▸ **Written request**: Wherever a line holds the word "climate", copy that line out.

Dataset items
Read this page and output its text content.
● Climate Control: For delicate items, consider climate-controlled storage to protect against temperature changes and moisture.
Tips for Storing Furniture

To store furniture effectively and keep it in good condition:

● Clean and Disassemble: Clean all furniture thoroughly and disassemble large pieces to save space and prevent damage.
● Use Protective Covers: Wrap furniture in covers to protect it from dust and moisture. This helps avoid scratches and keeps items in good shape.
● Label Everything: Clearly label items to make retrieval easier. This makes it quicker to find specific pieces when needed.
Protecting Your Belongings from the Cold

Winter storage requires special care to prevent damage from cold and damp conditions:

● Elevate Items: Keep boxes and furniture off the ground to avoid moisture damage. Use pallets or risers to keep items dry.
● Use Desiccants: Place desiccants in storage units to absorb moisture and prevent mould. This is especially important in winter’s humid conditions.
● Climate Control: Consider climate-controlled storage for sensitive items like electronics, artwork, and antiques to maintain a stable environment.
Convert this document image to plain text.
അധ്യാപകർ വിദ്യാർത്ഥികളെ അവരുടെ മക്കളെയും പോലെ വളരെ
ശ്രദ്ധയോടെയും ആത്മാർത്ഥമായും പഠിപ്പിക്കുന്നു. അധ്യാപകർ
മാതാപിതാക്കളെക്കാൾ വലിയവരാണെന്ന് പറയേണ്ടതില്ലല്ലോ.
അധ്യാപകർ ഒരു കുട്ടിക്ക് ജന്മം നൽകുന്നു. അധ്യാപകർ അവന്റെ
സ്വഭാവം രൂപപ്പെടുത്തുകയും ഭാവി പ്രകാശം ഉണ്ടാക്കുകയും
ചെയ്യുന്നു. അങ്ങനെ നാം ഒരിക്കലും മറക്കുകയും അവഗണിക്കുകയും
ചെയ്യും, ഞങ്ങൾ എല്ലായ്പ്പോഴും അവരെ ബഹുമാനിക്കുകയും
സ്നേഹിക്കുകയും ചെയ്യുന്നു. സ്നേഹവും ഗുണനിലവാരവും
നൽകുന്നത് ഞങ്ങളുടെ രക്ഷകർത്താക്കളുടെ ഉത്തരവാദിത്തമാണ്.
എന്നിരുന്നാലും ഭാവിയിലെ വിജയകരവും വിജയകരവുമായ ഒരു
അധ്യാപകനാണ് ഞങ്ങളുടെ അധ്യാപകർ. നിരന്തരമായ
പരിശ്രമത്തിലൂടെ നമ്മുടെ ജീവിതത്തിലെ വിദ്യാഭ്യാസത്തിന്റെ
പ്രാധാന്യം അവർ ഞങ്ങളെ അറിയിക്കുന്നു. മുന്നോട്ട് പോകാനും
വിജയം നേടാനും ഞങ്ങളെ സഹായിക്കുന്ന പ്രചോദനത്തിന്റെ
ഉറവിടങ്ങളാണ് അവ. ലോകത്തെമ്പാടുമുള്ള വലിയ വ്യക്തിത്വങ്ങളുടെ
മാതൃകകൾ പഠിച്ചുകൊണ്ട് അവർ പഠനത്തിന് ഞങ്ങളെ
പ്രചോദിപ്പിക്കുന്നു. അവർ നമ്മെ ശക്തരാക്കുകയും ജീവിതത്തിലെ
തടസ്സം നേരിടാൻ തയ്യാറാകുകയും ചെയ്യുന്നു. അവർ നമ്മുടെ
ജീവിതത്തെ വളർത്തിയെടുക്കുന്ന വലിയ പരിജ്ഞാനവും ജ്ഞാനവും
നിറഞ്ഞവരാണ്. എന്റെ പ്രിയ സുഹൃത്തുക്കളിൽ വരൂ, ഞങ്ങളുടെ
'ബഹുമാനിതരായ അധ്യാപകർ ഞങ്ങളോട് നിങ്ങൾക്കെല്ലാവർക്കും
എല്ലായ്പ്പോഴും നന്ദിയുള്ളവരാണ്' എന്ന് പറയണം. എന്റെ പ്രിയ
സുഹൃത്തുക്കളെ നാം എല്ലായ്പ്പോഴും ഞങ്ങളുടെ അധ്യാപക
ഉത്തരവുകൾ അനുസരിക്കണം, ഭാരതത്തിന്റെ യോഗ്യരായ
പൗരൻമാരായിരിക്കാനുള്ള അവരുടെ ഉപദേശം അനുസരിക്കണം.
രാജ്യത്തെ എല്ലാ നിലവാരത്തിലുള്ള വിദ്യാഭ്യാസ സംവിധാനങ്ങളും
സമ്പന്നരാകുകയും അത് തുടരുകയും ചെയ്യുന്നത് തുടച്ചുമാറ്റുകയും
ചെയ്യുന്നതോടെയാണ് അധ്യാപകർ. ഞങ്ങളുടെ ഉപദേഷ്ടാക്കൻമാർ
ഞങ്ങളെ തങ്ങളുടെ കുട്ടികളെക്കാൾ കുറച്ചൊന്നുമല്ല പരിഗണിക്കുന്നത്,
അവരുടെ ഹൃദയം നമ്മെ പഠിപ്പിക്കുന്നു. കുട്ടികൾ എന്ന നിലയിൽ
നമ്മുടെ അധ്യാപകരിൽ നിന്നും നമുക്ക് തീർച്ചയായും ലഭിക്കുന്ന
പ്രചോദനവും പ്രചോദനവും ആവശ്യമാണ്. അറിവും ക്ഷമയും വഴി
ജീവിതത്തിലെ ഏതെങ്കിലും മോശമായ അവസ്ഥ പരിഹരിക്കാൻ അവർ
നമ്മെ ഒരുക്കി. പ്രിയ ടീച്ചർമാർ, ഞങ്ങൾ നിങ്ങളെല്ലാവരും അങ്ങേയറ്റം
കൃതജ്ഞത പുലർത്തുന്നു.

▸ **Answer in full**:
● Climate Control: For delicate items, consider climate-controlled storage to protect against temperature changes and moisture.
● Climate Control: Consider climate-controlled storage for sensitive items like electronics, artwork, and antiques to maintain a stable environment.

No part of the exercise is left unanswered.